What is required:
Write out all records as given; omit images.

-- Data extract start --

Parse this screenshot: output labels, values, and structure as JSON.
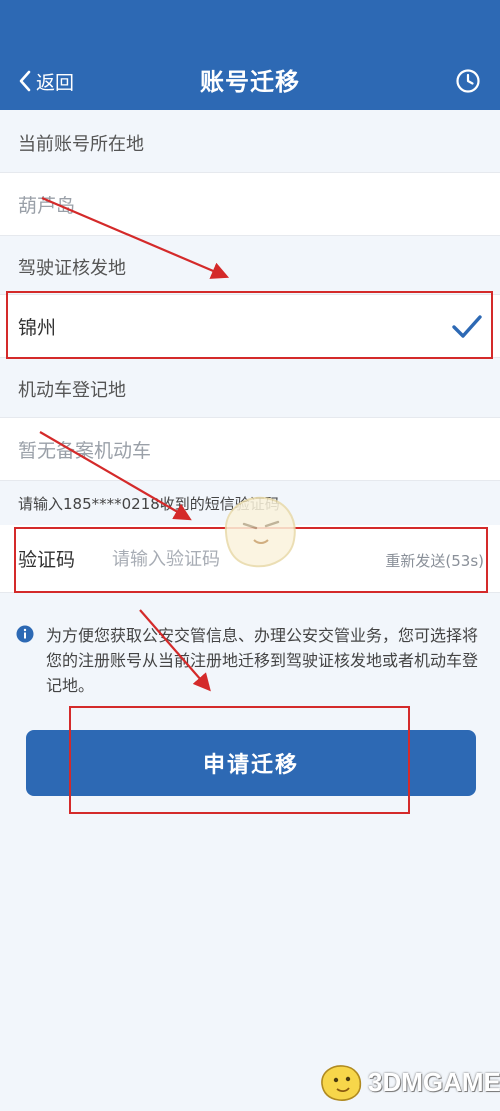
{
  "header": {
    "back_label": "返回",
    "title": "账号迁移",
    "bg_color": "#2d69b4",
    "history_icon": "clock-icon"
  },
  "current_account_location": {
    "label": "当前账号所在地",
    "value": "葫芦岛"
  },
  "license_issuing_place": {
    "label": "驾驶证核发地",
    "value": "锦州",
    "selected": true
  },
  "vehicle_registration_place": {
    "label": "机动车登记地",
    "value": "暂无备案机动车"
  },
  "verification": {
    "hint": "请输入185****0218收到的短信验证码",
    "label": "验证码",
    "placeholder": "请输入验证码",
    "resend_label": "重新发送(53s)"
  },
  "info": {
    "text": "为方便您获取公安交管信息、办理公安交管业务，您可选择将您的注册账号从当前注册地迁移到驾驶证核发地或者机动车登记地。"
  },
  "submit": {
    "label": "申请迁移"
  },
  "watermark": {
    "text": "3DMGAME"
  },
  "colors": {
    "accent": "#2d69b4",
    "annotation": "#d42a2a",
    "background": "#f2f6fb"
  }
}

-- Data extract end --

Task solution:
Parse this screenshot: output labels, values, and structure as JSON.
{
  "header": {
    "back_label": "返回",
    "title": "账号迁移",
    "bg_color": "#2d69b4",
    "history_icon": "clock-icon"
  },
  "current_account_location": {
    "label": "当前账号所在地",
    "value": "葫芦岛"
  },
  "license_issuing_place": {
    "label": "驾驶证核发地",
    "value": "锦州",
    "selected": true
  },
  "vehicle_registration_place": {
    "label": "机动车登记地",
    "value": "暂无备案机动车"
  },
  "verification": {
    "hint": "请输入185****0218收到的短信验证码",
    "label": "验证码",
    "placeholder": "请输入验证码",
    "resend_label": "重新发送(53s)"
  },
  "info": {
    "text": "为方便您获取公安交管信息、办理公安交管业务，您可选择将您的注册账号从当前注册地迁移到驾驶证核发地或者机动车登记地。"
  },
  "submit": {
    "label": "申请迁移"
  },
  "watermark": {
    "text": "3DMGAME"
  },
  "colors": {
    "accent": "#2d69b4",
    "annotation": "#d42a2a",
    "background": "#f2f6fb"
  }
}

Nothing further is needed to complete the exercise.